[Recorded data]
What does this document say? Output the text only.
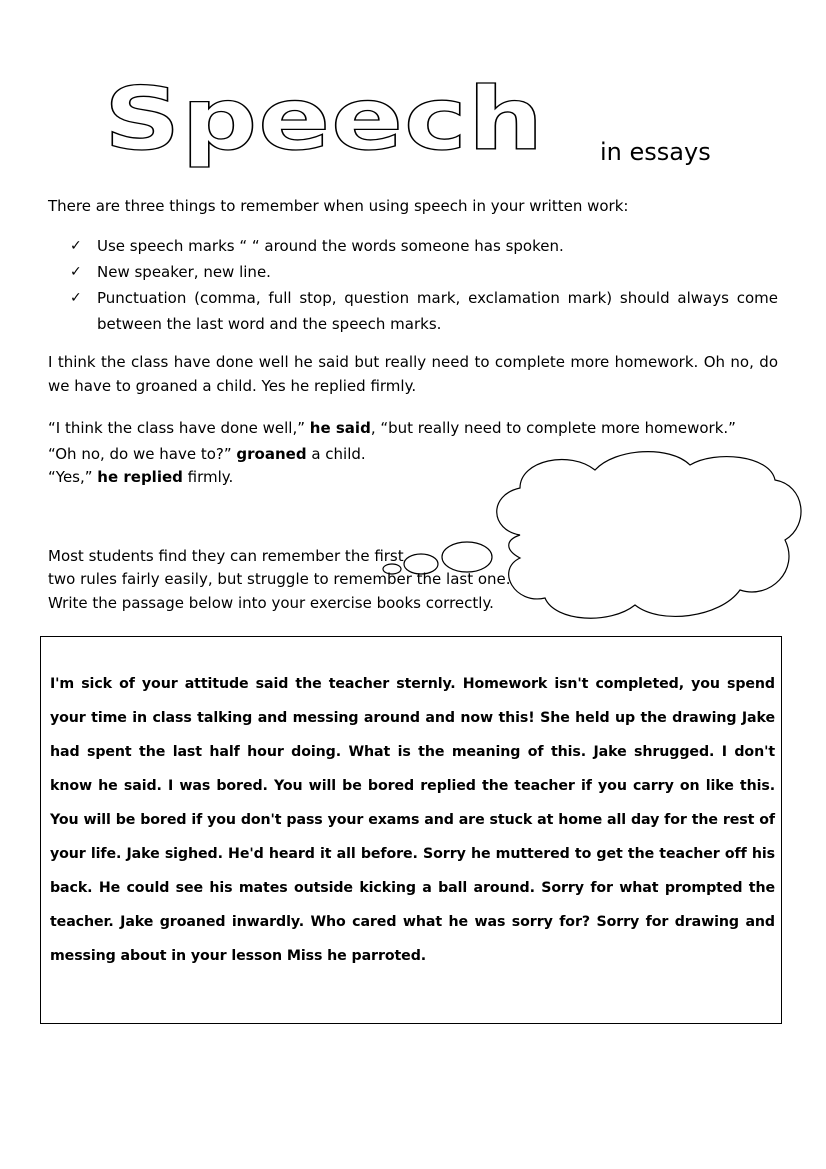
Speech in essays
There are three things to remember when using speech in your written work:
✓ Use speech marks “ “ around the words someone has spoken.
✓ New speaker, new line.
✓ Punctuation (comma, full stop, question mark, exclamation mark) should always come
between the last word and the speech marks.
I think the class have done well he said but really need to complete more homework. Oh no, do
we have to groaned a child. Yes he replied firmly.
“I think the class have done well,” he said, “but really need to complete more homework.”
“Oh no, do we have to?” groaned a child.
“Yes,” he replied firmly.
Most students find they can remember the first
two rules fairly easily, but struggle to remember the last one.
Write the passage below into your exercise books correctly.
I'm sick of your attitude said the teacher sternly. Homework isn't completed, you spend your time in class talking and messing around and now this! She held up the drawing Jake had spent the last half hour doing. What is the meaning of this. Jake shrugged. I don't know he said. I was bored. You will be bored replied the teacher if you carry on like this. You will be bored if you don't pass your exams and are stuck at home all day for the rest of your life. Jake sighed. He'd heard it all before. Sorry he muttered to get the teacher off his back. He could see his mates outside kicking a ball around. Sorry for what prompted the teacher. Jake groaned inwardly. Who cared what he was sorry for? Sorry for drawing and messing about in your lesson Miss he parroted.
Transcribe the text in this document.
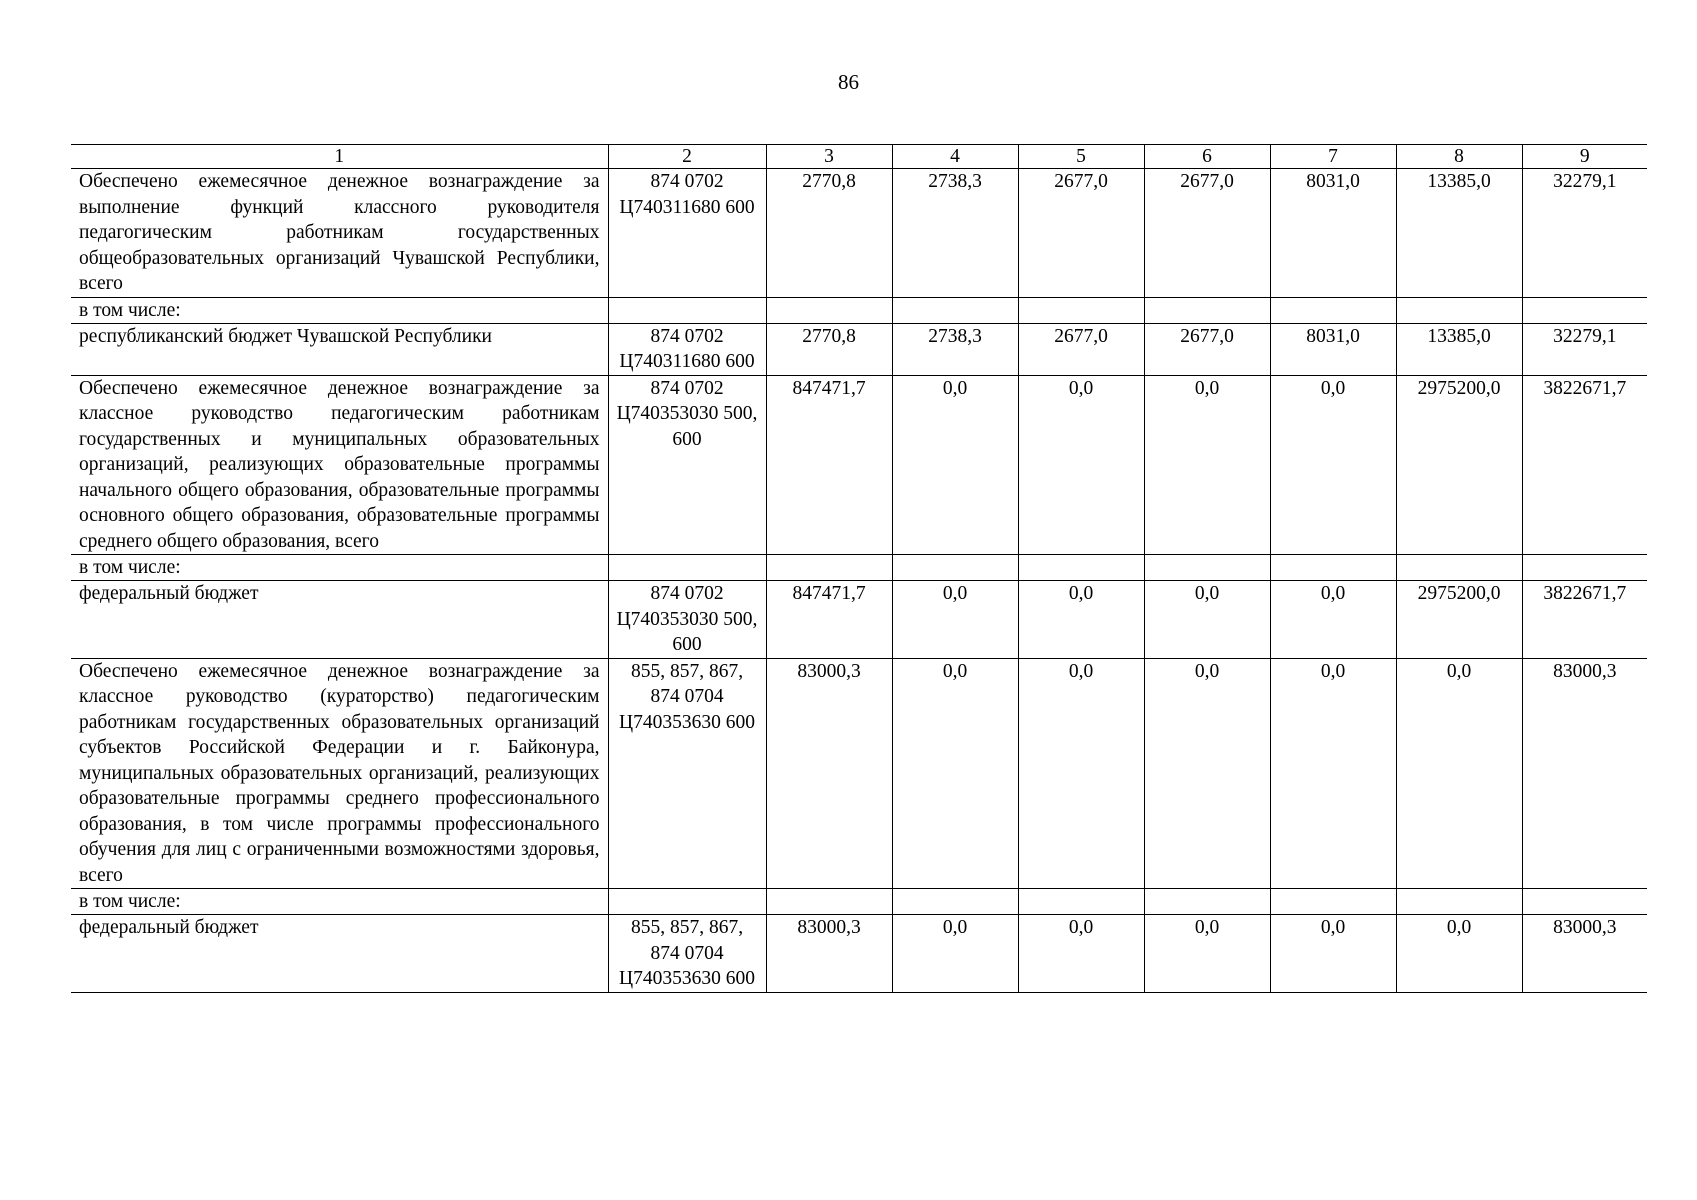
86
1	2	3	4	5	6	7	8	9
Обеспечено ежемесячное денежное вознаграждение за выполнение функций классного руководителя педагогическим работникам государственных общеобразовательных организаций Чувашской Республики, всего	874 0702 Ц740311680 600	2770,8	2738,3	2677,0	2677,0	8031,0	13385,0	32279,1
в том числе:								
республиканский бюджет Чувашской Республики	874 0702 Ц740311680 600	2770,8	2738,3	2677,0	2677,0	8031,0	13385,0	32279,1
Обеспечено ежемесячное денежное вознаграждение за классное руководство педагогическим работникам государственных и муниципальных образовательных организаций, реализующих образовательные программы начального общего образования, образовательные программы основного общего образования, образовательные программы среднего общего образования, всего	874 0702 Ц740353030 500, 600	847471,7	0,0	0,0	0,0	0,0	2975200,0	3822671,7
в том числе:								
федеральный бюджет	874 0702 Ц740353030 500, 600	847471,7	0,0	0,0	0,0	0,0	2975200,0	3822671,7
Обеспечено ежемесячное денежное вознаграждение за классное руководство (кураторство) педагогическим работникам государственных образовательных организаций субъектов Российской Федерации и г. Байконура, муниципальных образовательных организаций, реализующих образовательные программы среднего профессионального образования, в том числе программы профессионального обучения для лиц с ограниченными возможностями здоровья, всего	855, 857, 867, 874 0704 Ц740353630 600	83000,3	0,0	0,0	0,0	0,0	0,0	83000,3
в том числе:								
федеральный бюджет	855, 857, 867, 874 0704 Ц740353630 600	83000,3	0,0	0,0	0,0	0,0	0,0	83000,3
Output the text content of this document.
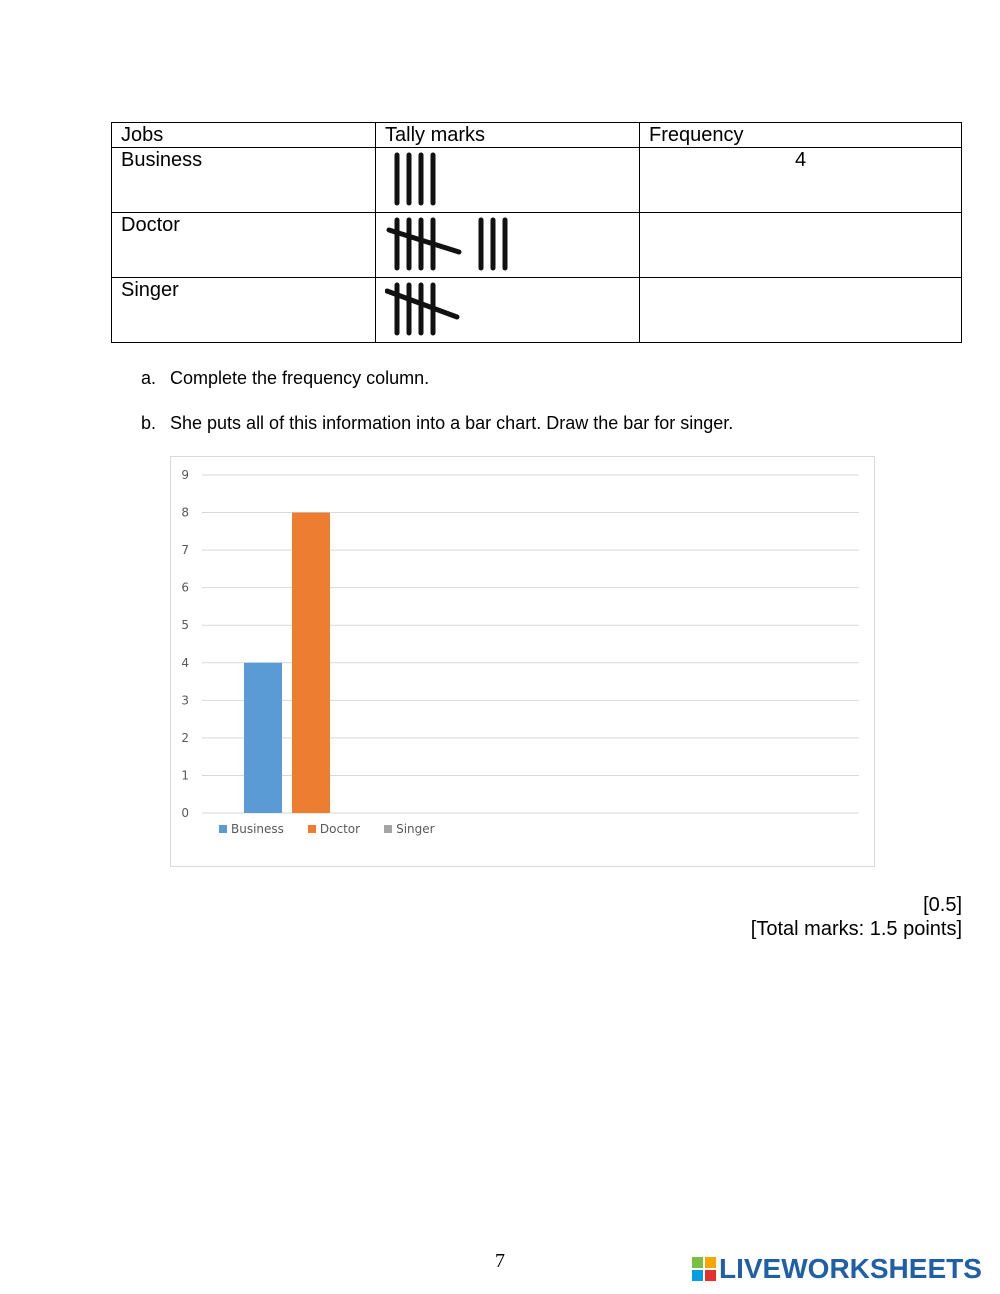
Jobs	Tally marks	Frequency
Business		4
Doctor	

Singer	

a. Complete the frequency column.
b. She puts all of this information into a bar chart. Draw the bar for singer.
0
1
2
3
4
5
6
7
8
9
Business	Doctor	Singer
[0.5]
[Total marks: 1.5 points]
7	LIVEWORKSHEETS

◆ **Task brief**
All of the lines above should be printed exactly, minus the pictures.

◆ **Task solution**
What does this document say? Output the text only.
Speech in essays
There are three things to remember when using speech in your written work:
✓ Use speech marks “ “ around the words someone has spoken.
✓ New speaker, new line.
✓ Punctuation (comma, full stop, question mark, exclamation mark) should always come
between the last word and the speech marks.
I think the class have done well he said but really need to complete more homework. Oh no, do
we have to groaned a child. Yes he replied firmly.
“I think the class have done well,” he said, “but really need to complete more homework.”
“Oh no, do we have to?” groaned a child.
“Yes,” he replied firmly.
Most students find they can remember the first
two rules fairly easily, but struggle to remember the last one.
Write the passage below into your exercise books correctly.
I'm sick of your attitude said the teacher sternly. Homework isn't completed, you spend your time in class talking and messing around and now this! She held up the drawing Jake had spent the last half hour doing. What is the meaning of this. Jake shrugged. I don't know he said. I was bored. You will be bored replied the teacher if you carry on like this. You will be bored if you don't pass your exams and are stuck at home all day for the rest of your life. Jake sighed. He'd heard it all before. Sorry he muttered to get the teacher off his back. He could see his mates outside kicking a ball around. Sorry for what prompted the teacher. Jake groaned inwardly. Who cared what he was sorry for? Sorry for drawing and messing about in your lesson Miss he parroted.
Transcribe the text in this document.
86
1	2	3	4	5	6	7	8	9
Обеспечено ежемесячное денежное вознаграждение за выполнение функций классного руководителя педагогическим работникам государственных общеобразовательных организаций Чувашской Республики, всего	874 0702 Ц740311680 600	2770,8	2738,3	2677,0	2677,0	8031,0	13385,0	32279,1
в том числе:								
республиканский бюджет Чувашской Республики	874 0702 Ц740311680 600	2770,8	2738,3	2677,0	2677,0	8031,0	13385,0	32279,1
Обеспечено ежемесячное денежное вознаграждение за классное руководство педагогическим работникам государственных и муниципальных образовательных организаций, реализующих образовательные программы начального общего образования, образовательные программы основного общего образования, образовательные программы среднего общего образования, всего	874 0702 Ц740353030 500, 600	847471,7	0,0	0,0	0,0	0,0	2975200,0	3822671,7
в том числе:								
федеральный бюджет	874 0702 Ц740353030 500, 600	847471,7	0,0	0,0	0,0	0,0	2975200,0	3822671,7
Обеспечено ежемесячное денежное вознаграждение за классное руководство (кураторство) педагогическим работникам государственных образовательных организаций субъектов Российской Федерации и г. Байконура, муниципальных образовательных организаций, реализующих образовательные программы среднего профессионального образования, в том числе программы профессионального обучения для лиц с ограниченными возможностями здоровья, всего	855, 857, 867, 874 0704 Ц740353630 600	83000,3	0,0	0,0	0,0	0,0	0,0	83000,3
в том числе:								
федеральный бюджет	855, 857, 867, 874 0704 Ц740353630 600	83000,3	0,0	0,0	0,0	0,0	0,0	83000,3
Output the text content of this document.
Jobs	Tally marks	Frequency
Business		4
Doctor	

Singer	

a. Complete the frequency column.
b. She puts all of this information into a bar chart. Draw the bar for singer.
0
1
2
3
4
5
6
7
8
9
Business	Doctor	Singer
[0.5]
[Total marks: 1.5 points]
7	LIVEWORKSHEETS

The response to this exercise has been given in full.